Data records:
● ● ● ●

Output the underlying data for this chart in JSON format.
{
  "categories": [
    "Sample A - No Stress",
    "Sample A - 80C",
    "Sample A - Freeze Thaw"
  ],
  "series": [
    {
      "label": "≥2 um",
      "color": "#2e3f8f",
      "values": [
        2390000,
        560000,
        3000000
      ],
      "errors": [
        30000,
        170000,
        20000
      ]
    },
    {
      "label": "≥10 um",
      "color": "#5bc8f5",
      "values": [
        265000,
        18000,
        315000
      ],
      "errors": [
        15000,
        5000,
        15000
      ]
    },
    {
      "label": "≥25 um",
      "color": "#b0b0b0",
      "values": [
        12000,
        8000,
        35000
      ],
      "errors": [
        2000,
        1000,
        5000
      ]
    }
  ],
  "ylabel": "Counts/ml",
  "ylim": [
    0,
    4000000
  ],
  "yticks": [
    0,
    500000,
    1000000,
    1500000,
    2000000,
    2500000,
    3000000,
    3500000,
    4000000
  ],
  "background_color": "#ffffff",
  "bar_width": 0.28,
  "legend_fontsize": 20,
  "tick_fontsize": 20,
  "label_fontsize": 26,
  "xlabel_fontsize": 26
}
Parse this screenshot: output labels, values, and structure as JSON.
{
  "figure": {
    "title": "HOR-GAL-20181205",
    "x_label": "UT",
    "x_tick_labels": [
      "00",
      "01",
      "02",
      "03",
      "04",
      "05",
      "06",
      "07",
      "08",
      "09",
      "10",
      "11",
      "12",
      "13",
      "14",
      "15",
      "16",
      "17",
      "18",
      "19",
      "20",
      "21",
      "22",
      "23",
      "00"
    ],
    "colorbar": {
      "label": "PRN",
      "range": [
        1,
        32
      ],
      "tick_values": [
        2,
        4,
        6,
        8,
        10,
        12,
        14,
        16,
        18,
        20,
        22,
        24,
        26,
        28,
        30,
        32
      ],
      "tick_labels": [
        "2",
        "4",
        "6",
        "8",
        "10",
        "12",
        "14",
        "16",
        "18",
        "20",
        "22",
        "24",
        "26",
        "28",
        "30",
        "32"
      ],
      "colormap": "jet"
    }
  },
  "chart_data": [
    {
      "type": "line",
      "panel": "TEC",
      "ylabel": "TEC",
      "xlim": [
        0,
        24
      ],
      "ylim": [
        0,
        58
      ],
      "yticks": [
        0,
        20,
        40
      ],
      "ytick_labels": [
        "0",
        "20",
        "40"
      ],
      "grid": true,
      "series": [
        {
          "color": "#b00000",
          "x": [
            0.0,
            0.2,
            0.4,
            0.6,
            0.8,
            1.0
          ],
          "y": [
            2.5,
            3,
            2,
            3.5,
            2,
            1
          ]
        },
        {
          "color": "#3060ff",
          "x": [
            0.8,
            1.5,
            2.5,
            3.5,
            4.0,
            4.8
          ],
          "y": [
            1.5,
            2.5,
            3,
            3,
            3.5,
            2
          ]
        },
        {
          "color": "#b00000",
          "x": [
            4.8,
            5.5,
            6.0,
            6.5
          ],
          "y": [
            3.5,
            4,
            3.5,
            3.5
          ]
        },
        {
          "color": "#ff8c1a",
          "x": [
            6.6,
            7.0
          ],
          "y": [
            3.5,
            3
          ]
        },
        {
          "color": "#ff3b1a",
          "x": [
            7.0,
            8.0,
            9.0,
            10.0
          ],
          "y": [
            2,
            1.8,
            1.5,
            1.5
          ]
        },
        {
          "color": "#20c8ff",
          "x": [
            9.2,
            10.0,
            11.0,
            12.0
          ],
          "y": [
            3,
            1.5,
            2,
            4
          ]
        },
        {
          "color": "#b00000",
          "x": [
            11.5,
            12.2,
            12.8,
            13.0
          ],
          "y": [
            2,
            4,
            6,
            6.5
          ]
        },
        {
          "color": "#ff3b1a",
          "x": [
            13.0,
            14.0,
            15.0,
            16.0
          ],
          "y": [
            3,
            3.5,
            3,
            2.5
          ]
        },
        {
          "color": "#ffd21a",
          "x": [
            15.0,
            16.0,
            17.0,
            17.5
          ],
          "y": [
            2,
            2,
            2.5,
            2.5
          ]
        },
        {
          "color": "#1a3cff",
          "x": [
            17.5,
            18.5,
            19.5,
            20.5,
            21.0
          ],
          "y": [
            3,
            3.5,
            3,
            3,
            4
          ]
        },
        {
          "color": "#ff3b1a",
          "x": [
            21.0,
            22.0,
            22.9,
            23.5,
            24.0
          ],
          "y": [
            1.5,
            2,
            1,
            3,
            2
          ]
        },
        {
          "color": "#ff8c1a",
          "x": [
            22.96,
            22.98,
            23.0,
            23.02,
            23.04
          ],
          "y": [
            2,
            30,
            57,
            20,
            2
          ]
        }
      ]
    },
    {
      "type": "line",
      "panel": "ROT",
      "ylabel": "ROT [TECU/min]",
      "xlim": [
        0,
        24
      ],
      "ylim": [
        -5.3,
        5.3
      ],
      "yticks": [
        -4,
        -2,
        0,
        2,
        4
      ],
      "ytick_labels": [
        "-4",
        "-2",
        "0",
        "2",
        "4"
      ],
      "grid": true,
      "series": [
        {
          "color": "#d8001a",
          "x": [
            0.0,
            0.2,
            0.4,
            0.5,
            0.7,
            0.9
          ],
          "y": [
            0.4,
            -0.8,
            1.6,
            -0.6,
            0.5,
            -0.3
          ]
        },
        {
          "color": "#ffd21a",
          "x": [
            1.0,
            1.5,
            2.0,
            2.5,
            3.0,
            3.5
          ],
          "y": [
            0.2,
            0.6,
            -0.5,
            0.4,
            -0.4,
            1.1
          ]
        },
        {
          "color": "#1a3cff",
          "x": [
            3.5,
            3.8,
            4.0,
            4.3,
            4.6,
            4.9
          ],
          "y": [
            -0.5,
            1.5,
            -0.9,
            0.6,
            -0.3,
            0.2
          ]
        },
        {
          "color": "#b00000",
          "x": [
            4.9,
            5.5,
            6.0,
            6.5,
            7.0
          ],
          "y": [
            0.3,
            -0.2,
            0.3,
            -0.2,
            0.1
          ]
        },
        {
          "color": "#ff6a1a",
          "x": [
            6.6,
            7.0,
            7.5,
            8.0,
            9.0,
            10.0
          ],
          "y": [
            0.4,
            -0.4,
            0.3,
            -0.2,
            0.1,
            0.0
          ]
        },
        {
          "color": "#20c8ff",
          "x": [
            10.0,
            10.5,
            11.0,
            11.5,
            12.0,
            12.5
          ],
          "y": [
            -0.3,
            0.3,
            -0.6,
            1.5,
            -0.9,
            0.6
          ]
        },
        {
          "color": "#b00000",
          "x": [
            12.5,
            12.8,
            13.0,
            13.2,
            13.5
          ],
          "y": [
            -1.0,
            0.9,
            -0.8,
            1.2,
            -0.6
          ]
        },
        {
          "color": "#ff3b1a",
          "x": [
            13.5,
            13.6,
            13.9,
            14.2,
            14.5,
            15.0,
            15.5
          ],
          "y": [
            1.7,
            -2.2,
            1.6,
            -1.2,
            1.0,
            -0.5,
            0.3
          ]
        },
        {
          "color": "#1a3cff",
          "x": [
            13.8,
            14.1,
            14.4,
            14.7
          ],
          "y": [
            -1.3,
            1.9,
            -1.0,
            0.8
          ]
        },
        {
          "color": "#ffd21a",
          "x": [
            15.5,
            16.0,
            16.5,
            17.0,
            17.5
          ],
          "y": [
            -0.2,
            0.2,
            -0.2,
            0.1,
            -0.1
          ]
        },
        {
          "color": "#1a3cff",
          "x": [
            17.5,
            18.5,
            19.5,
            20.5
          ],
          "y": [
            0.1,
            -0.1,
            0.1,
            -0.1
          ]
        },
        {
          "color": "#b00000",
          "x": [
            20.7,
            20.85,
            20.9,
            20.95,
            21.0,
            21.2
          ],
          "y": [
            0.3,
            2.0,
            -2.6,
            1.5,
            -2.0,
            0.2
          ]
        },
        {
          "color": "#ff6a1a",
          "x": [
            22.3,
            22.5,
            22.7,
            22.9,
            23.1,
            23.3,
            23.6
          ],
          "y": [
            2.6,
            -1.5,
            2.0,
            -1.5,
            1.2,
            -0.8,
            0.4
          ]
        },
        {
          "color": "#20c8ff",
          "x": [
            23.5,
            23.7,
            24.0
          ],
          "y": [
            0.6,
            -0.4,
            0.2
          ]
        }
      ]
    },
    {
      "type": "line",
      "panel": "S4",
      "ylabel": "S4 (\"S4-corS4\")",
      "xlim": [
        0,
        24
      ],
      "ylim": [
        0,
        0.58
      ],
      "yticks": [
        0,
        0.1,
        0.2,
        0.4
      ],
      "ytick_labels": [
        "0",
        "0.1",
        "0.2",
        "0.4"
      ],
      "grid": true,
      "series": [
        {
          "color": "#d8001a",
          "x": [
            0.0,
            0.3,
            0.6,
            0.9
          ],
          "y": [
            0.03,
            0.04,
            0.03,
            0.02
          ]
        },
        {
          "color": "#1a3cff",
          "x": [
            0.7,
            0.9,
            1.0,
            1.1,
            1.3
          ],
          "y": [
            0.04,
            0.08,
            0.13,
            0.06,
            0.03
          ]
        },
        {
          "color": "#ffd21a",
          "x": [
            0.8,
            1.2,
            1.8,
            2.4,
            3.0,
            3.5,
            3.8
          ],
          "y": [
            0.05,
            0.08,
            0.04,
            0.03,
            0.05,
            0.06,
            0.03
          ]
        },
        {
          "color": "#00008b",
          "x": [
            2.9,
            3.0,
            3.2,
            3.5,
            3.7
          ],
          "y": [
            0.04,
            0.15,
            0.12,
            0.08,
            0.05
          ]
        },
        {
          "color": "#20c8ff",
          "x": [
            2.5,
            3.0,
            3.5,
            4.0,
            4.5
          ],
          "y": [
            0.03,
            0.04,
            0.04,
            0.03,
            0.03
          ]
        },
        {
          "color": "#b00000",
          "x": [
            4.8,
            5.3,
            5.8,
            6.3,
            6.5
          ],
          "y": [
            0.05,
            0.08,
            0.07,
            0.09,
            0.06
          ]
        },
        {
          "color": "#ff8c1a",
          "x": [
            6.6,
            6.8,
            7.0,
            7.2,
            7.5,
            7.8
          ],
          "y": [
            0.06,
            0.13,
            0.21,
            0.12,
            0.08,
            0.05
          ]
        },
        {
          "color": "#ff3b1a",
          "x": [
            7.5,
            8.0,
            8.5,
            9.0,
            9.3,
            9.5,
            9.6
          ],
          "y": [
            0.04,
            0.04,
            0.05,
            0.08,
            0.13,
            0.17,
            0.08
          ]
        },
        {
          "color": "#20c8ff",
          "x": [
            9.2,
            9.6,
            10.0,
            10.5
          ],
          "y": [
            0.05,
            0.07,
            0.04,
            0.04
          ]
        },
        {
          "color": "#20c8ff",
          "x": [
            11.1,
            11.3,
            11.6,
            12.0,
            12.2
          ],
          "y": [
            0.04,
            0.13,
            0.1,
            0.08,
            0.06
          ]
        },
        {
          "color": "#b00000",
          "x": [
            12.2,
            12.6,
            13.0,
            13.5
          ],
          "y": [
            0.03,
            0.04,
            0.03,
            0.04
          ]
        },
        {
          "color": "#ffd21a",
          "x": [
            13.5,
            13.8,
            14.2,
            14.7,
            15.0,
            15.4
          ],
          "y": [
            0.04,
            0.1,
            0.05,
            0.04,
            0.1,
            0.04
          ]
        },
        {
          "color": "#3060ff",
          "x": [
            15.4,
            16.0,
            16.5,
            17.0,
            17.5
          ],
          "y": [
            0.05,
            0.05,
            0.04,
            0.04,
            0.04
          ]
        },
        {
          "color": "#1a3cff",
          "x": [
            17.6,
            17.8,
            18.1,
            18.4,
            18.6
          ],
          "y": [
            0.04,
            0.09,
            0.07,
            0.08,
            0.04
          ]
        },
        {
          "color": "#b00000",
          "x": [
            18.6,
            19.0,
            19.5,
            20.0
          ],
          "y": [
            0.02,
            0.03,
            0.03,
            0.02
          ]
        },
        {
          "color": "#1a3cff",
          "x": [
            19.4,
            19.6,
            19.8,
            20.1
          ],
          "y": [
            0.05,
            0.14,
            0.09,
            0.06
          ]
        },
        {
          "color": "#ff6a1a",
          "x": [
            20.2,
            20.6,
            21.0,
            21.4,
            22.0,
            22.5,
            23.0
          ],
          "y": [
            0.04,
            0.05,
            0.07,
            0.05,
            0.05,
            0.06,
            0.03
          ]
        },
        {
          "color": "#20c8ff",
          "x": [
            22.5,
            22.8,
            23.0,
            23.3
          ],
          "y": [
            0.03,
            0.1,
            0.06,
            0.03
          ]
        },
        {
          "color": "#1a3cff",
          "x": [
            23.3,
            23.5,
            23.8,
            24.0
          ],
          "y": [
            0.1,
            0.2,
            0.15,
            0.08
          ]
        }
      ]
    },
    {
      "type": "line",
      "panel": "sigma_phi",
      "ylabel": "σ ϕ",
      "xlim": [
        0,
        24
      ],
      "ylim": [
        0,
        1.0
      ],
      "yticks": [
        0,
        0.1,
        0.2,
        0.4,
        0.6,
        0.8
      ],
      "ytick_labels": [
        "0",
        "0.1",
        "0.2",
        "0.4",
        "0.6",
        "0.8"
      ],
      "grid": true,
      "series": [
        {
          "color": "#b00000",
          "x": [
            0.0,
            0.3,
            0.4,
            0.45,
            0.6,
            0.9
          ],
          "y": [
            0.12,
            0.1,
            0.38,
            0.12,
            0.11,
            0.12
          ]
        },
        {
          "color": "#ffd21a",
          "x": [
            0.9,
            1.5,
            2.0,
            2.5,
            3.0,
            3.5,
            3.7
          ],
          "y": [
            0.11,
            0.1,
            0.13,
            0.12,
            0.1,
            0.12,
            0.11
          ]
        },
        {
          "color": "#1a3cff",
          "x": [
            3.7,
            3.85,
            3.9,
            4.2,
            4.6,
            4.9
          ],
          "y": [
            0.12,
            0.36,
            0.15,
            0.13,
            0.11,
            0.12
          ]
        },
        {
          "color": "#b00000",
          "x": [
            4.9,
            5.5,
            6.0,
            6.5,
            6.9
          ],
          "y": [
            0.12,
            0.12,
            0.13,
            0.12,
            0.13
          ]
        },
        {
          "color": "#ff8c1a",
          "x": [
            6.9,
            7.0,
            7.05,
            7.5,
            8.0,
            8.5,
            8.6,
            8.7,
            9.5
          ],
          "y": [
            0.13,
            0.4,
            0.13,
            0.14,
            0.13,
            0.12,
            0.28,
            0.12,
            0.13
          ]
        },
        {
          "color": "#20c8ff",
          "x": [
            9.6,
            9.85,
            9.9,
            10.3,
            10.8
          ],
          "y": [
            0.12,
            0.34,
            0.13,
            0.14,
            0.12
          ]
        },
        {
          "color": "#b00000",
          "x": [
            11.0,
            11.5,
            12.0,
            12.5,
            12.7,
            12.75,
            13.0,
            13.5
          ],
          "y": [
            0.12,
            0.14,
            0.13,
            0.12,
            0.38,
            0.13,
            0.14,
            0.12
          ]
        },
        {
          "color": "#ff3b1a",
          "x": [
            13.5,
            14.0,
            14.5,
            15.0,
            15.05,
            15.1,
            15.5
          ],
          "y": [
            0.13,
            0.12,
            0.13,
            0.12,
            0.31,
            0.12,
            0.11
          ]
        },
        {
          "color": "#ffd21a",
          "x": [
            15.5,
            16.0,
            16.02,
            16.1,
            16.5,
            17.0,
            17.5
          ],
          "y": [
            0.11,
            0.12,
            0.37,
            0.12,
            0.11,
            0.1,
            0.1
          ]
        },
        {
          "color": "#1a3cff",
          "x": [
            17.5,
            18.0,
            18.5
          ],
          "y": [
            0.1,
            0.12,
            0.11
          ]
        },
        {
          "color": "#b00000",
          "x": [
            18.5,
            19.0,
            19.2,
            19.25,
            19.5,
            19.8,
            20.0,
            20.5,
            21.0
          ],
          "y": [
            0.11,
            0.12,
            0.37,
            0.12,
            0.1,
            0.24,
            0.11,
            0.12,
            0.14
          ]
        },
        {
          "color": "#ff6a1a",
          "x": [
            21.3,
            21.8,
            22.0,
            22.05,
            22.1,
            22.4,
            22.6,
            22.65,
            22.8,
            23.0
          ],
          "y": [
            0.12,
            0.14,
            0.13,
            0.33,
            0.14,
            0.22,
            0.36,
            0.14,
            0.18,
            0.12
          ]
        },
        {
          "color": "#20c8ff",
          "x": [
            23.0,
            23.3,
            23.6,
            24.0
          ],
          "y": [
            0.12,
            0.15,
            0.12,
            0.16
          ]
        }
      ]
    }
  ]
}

● ● ● ●

## Problem requirements
Which lines hold the word "panel"? Show each one.

## Completed exercise
      "panel": "TEC",
      "panel": "ROT",
      "panel": "S4",
      "panel": "sigma_phi",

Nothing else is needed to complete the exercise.